▶ _Written tasks_:
1: Rewrite everything in the parallel execution page from "Requirements¶" down to "to a ProcessPoolExecutor.", swapping "reader thread" for "producer thread".
2: According to the parallel execution page, what is the default value of the batch_size parameter?

▶ _Source extract_:
Parallel Execution¶

For large files, .parallel() splits work across multiple processes.

Usage¶

from crxml import CrystalXMLSource, RenameFields, CastTypes, to_dataframe

pipe = (
    CrystalXMLSource("report.xml")
    | RenameFields({"f1": "name", "f2": "total"})
    | CastTypes({"total": float})
)

df = pipe.parallel(workers=4, batch_size=5000) |> to_dataframe

Parameters¶

Param	Type	Default	Description
`workers`	`int`	`None`	Number of worker processes (CPU count)
`batch_size`	`int`	`10000`	Rows per batch sent to workers

Requirements¶

All stages in the pipeline must be fusable (implement apply + __call__)
All stages must be picklable (no lambdas, no closures)
The source must be iterable multiple times (file re-opened per batch)

How it works¶

A reader thread reads the source and splits rows into batches.
Batches are dispatched to a ProcessPoolExecutor.
Each worker runs the fused pipeline on its batch.
Results are returned in order via futures.

When to use¶

Parallel mode adds overhead for batch serialization and IPC. The heuristic:

File size	Recommended
< 50 MB	Sequential
50–200 MB	Recommended
> 200 MB	Parallel

Validation¶

crxml validates all stages at pipeline construction:

from crxml import CrystalXMLSource, RenameFields, FilterRows

pipe = CrystalXMLSource("report.xml") | RenameFields({"a": "b"})
# This works, both stages are Fusable and picklable

pipe2 = CrystalXMLSource("report.xml") | FilterRows(lambda r: r["x"] > 1)
pipe2.parallel()  # raises UnpicklableStageError, lambda not picklable

Named function example¶

def above_threshold(row):
    return row if float(row.get("amount", 0)) > 100 else None

pipe = CrystalXMLSource("report.xml") | above_threshold
pipe.parallel(workers=2)  # works, module-level function

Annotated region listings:
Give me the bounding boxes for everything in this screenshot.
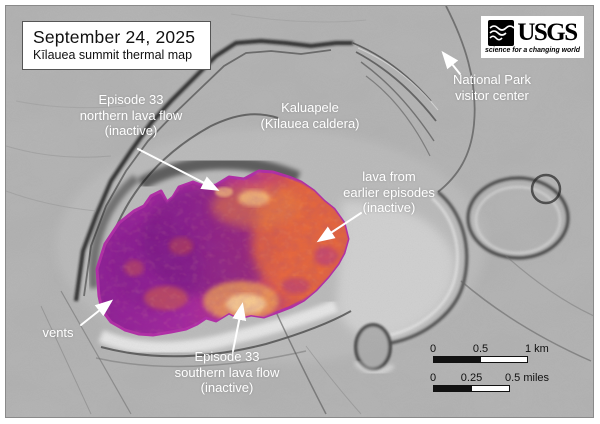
map-date: September 24, 2025	[33, 27, 196, 47]
usgs-wordmark: USGS	[517, 19, 578, 46]
scalebar-miles: 0 0.25 0.5 miles	[430, 372, 549, 392]
label-visitor-center: National Park visitor center	[452, 72, 532, 103]
scalebar-miles-bar	[433, 385, 510, 392]
label-episode33-south: Episode 33 southern lava flow (inactive)	[174, 349, 280, 395]
usgs-wave-icon	[488, 19, 515, 46]
usgs-logo: USGS science for a changing world	[481, 16, 584, 58]
map-frame	[5, 5, 594, 418]
map-subtitle: Kīlauea summit thermal map	[33, 48, 193, 62]
scalebar-km: 0 0.5 1 km	[430, 343, 549, 363]
label-kaluapele: Kaluapele (Kīlauea caldera)	[260, 100, 360, 131]
usgs-tagline: science for a changing world	[485, 47, 580, 54]
arrow-vents	[80, 299, 114, 326]
arrow-lava-earlier	[316, 212, 362, 243]
scalebar-km-bar	[433, 356, 528, 363]
arrow-episode33-north	[137, 148, 220, 191]
arrow-visitor-center	[441, 50, 461, 75]
title-box: September 24, 2025 Kīlauea summit therma…	[22, 21, 211, 70]
label-lava-earlier: lava from earlier episodes (inactive)	[343, 169, 435, 215]
hillshade-terrain-graphic	[6, 6, 593, 417]
label-episode33-north: Episode 33 northern lava flow (inactive)	[79, 92, 183, 138]
label-vents: vents	[42, 325, 74, 340]
arrow-episode33-south	[232, 302, 247, 352]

▶ _The results_:
1:
Requirements¶

All stages in the pipeline must be fusable (implement apply + __call__)
All stages must be picklable (no lambdas, no closures)
The source must be iterable multiple times (file re-opened per batch)

How it works¶

A producer thread reads the source and splits rows into batches.
Batches are dispatched to a ProcessPoolExecutor.

2: 10000 rows per batch.